*SET TASK*: Will you write out the data exactly, excluding every picture?

-------- INPUT FOR THIS TASK --------

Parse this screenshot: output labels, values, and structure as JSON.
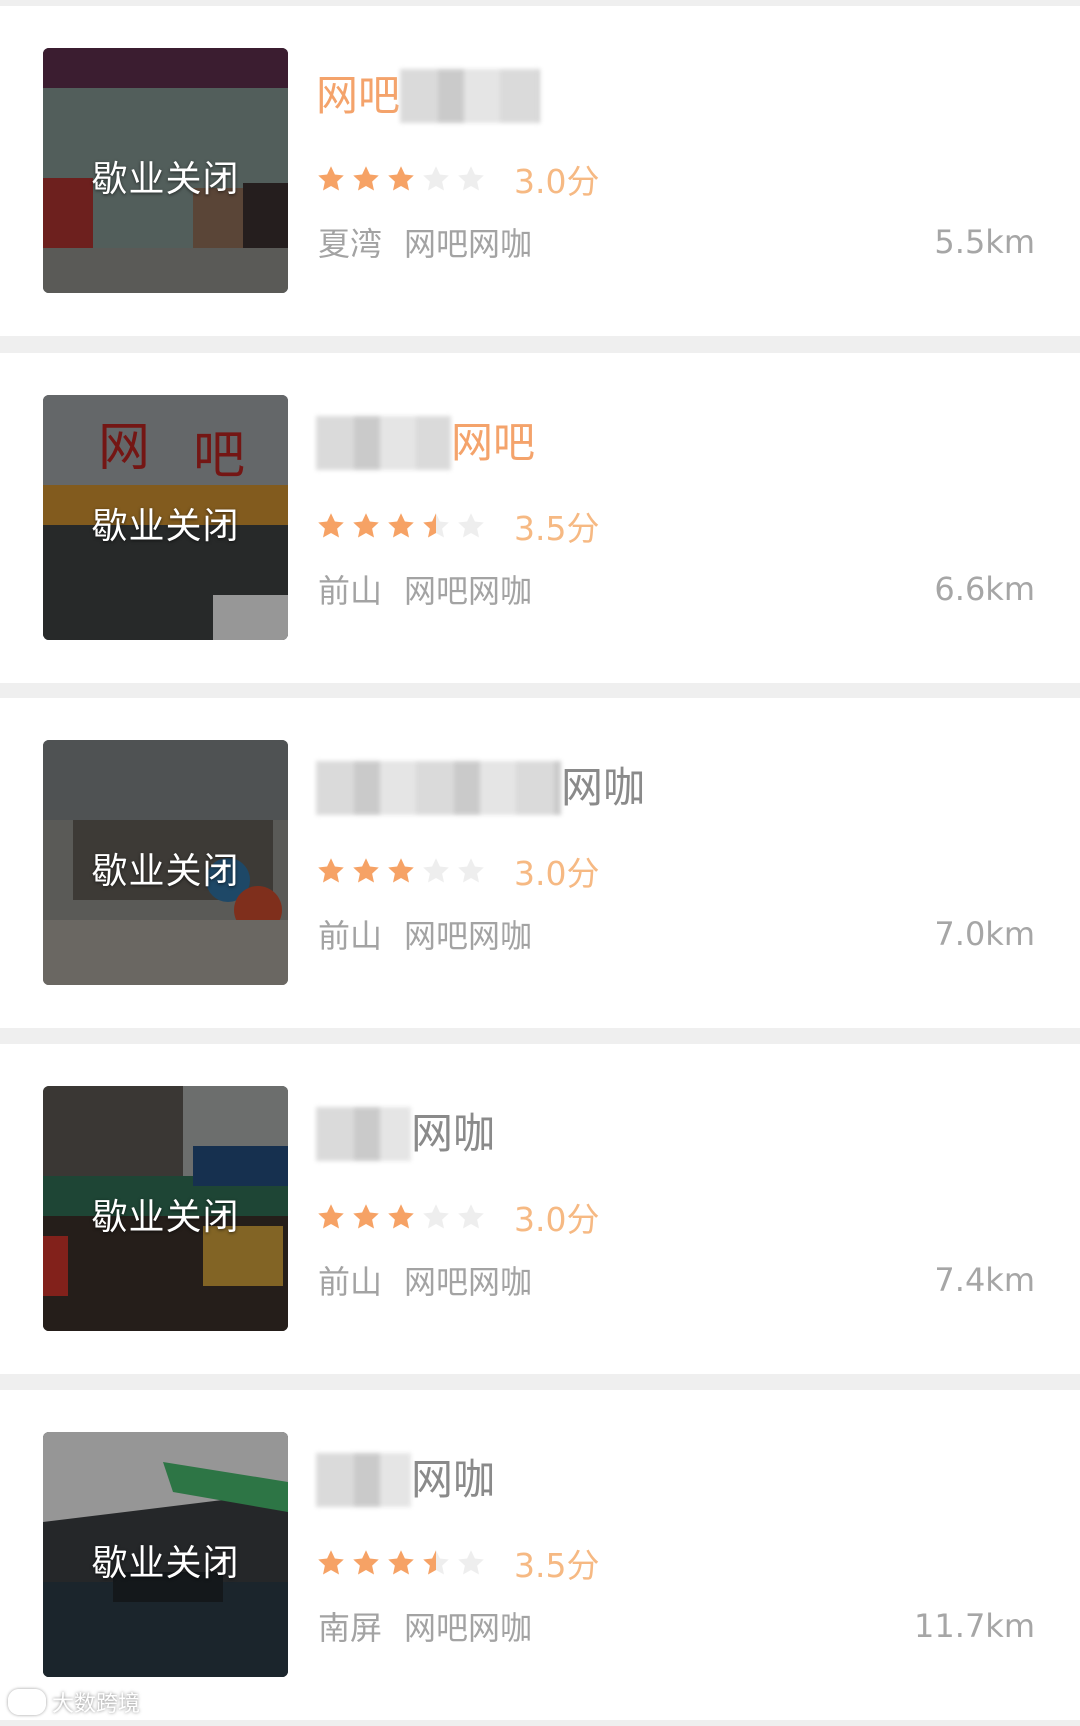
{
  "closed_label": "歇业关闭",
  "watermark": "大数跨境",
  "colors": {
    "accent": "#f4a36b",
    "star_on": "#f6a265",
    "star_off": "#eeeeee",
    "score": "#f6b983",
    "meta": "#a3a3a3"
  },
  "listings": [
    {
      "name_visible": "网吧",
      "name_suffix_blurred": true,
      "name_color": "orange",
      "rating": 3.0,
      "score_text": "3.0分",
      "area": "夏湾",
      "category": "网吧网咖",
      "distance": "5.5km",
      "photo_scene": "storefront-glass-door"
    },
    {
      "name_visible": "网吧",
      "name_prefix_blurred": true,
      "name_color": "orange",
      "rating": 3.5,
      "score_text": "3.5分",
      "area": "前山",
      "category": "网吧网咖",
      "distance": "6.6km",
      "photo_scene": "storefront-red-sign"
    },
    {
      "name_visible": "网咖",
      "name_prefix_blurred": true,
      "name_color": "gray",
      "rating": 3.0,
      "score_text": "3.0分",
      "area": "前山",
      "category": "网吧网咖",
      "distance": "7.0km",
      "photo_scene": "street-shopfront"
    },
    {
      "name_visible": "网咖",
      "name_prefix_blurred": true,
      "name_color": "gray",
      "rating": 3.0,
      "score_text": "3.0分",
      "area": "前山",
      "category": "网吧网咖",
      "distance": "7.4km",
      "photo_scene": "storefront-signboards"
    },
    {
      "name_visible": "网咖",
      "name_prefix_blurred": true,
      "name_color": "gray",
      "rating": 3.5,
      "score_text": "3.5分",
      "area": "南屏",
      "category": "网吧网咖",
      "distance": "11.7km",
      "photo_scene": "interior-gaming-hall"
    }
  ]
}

--------

*IN RESPONSE*:
Parse this screenshot: output labels, values, and structure as JSON.
{
  "closed_label": "歇业关闭",
  "watermark": "大数跨境",
  "colors": {
    "accent": "#f4a36b",
    "star_on": "#f6a265",
    "star_off": "#eeeeee",
    "score": "#f6b983",
    "meta": "#a3a3a3"
  },
  "listings": [
    {
      "name_visible": "网吧",
      "name_suffix_blurred": true,
      "name_color": "orange",
      "rating": 3.0,
      "score_text": "3.0分",
      "area": "夏湾",
      "category": "网吧网咖",
      "distance": "5.5km",
      "photo_scene": "storefront-glass-door"
    },
    {
      "name_visible": "网吧",
      "name_prefix_blurred": true,
      "name_color": "orange",
      "rating": 3.5,
      "score_text": "3.5分",
      "area": "前山",
      "category": "网吧网咖",
      "distance": "6.6km",
      "photo_scene": "storefront-red-sign"
    },
    {
      "name_visible": "网咖",
      "name_prefix_blurred": true,
      "name_color": "gray",
      "rating": 3.0,
      "score_text": "3.0分",
      "area": "前山",
      "category": "网吧网咖",
      "distance": "7.0km",
      "photo_scene": "street-shopfront"
    },
    {
      "name_visible": "网咖",
      "name_prefix_blurred": true,
      "name_color": "gray",
      "rating": 3.0,
      "score_text": "3.0分",
      "area": "前山",
      "category": "网吧网咖",
      "distance": "7.4km",
      "photo_scene": "storefront-signboards"
    },
    {
      "name_visible": "网咖",
      "name_prefix_blurred": true,
      "name_color": "gray",
      "rating": 3.5,
      "score_text": "3.5分",
      "area": "南屏",
      "category": "网吧网咖",
      "distance": "11.7km",
      "photo_scene": "interior-gaming-hall"
    }
  ]
}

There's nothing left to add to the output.